Gather each line of the entries below that includes "TWAS".
====== RECORD EXTRACTS ======
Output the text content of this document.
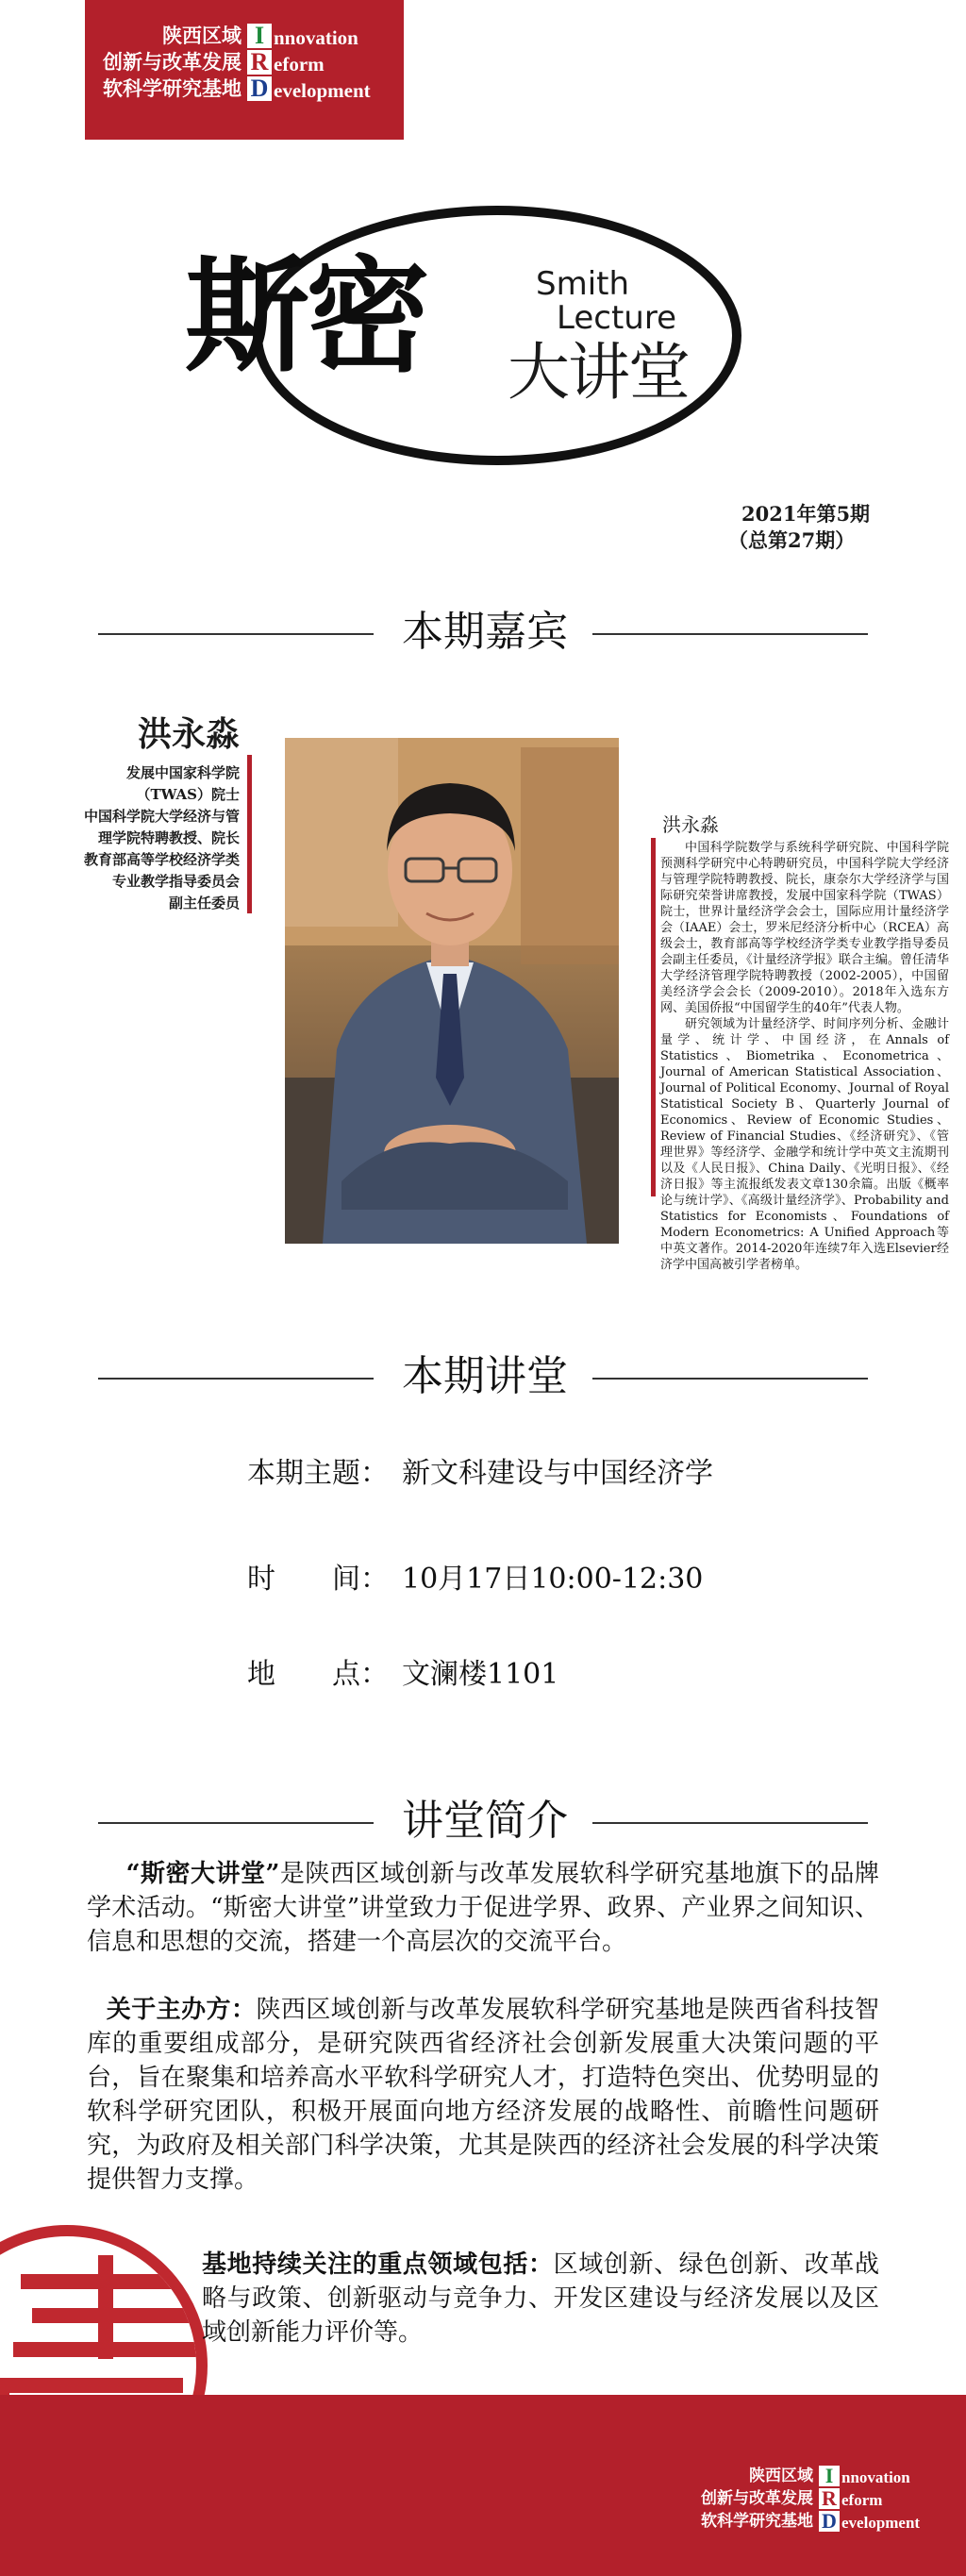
陕西区域
创新与改革发展
软科学研究基地
I
R
D
nnovation
eform
evelopment
斯密	Smith
Lecture
大讲堂
2021年第5期
（总第27期）
本期嘉宾
洪永淼
发展中国家科学院
（TWAS）院士
中国科学院大学经济与管
理学院特聘教授、院长
教育部高等学校经济学类
专业教学指导委员会
副主任委员
洪永淼
中国科学院数学与系统科学研究院、中国科学院预测科学研究中心特聘研究员，中国科学院大学经济与管理学院特聘教授、院长，康奈尔大学经济学与国际研究荣誉讲席教授，发展中国家科学院（TWAS）院士，世界计量经济学会会士，国际应用计量经济学会（IAAE）会士，罗米尼经济分析中心（RCEA）高级会士，教育部高等学校经济学类专业教学指导委员会副主任委员，《计量经济学报》联合主编。曾任清华大学经济管理学院特聘教授（2002-2005），中国留美经济学会会长（2009-2010）。2018年入选东方网、美国侨报“中国留学生的40年”代表人物。
研究领域为计量经济学、时间序列分析、金融计量学、统计学、中国经济，在Annals of Statistics、Biometrika、Econometrica、Journal of American Statistical Association、Journal of Political Economy、Journal of Royal Statistical Society B、Quarterly Journal of Economics、Review of Economic Studies、Review of Financial Studies、《经济研究》、《管理世界》等经济学、金融学和统计学中英文主流期刊以及《人民日报》、China Daily、《光明日报》、《经济日报》等主流报纸发表文章130余篇。出版《概率论与统计学》、《高级计量经济学》、Probability and Statistics for Economists、Foundations of Modern Econometrics: A Unified Approach等中英文著作。2014-2020年连续7年入选Elsevier经济学中国高被引学者榜单。
本期讲堂
本期主题： 新文科建设与中国经济学
时　　间： 10月17日10:00-12:30
地　　点： 文澜楼1101
讲堂简介
“斯密大讲堂”是陕西区域创新与改革发展软科学研究基地旗下的品牌学术活动。“斯密大讲堂”讲堂致力于促进学界、政界、产业界之间知识、信息和思想的交流，搭建一个高层次的交流平台。
关于主办方：陕西区域创新与改革发展软科学研究基地是陕西省科技智库的重要组成部分，是研究陕西省经济社会创新发展重大决策问题的平台，旨在聚集和培养高水平软科学研究人才，打造特色突出、优势明显的软科学研究团队，积极开展面向地方经济发展的战略性、前瞻性问题研究，为政府及相关部门科学决策，尤其是陕西的经济社会发展的科学决策提供智力支撑。
基地持续关注的重点领域包括：区域创新、绿色创新、改革战略与政策、创新驱动与竞争力、开发区建设与经济发展以及区域创新能力评价等。
陕西区域
创新与改革发展
软科学研究基地
I
R
D
nnovation
eform
evelopment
======
EXERCISE SOLUTION:
（TWAS）院士
中国科学院数学与系统科学研究院、中国科学院预测科学研究中心特聘研究员，中国科学院大学经济与管理学院特聘教授、院长，康奈尔大学经济学与国际研究荣誉讲席教授，发展中国家科学院（TWAS）院士，世界计量经济学会会士，国际应用计量经济学会（IAAE）会士，罗米尼经济分析中心（RCEA）高级会士，教育部高等学校经济学类专业教学指导委员会副主任委员，《计量经济学报》联合主编。曾任清华大学经济管理学院特聘教授（2002-2005），中国留美经济学会会长（2009-2010）。2018年入选东方网、美国侨报“中国留学生的40年”代表人物。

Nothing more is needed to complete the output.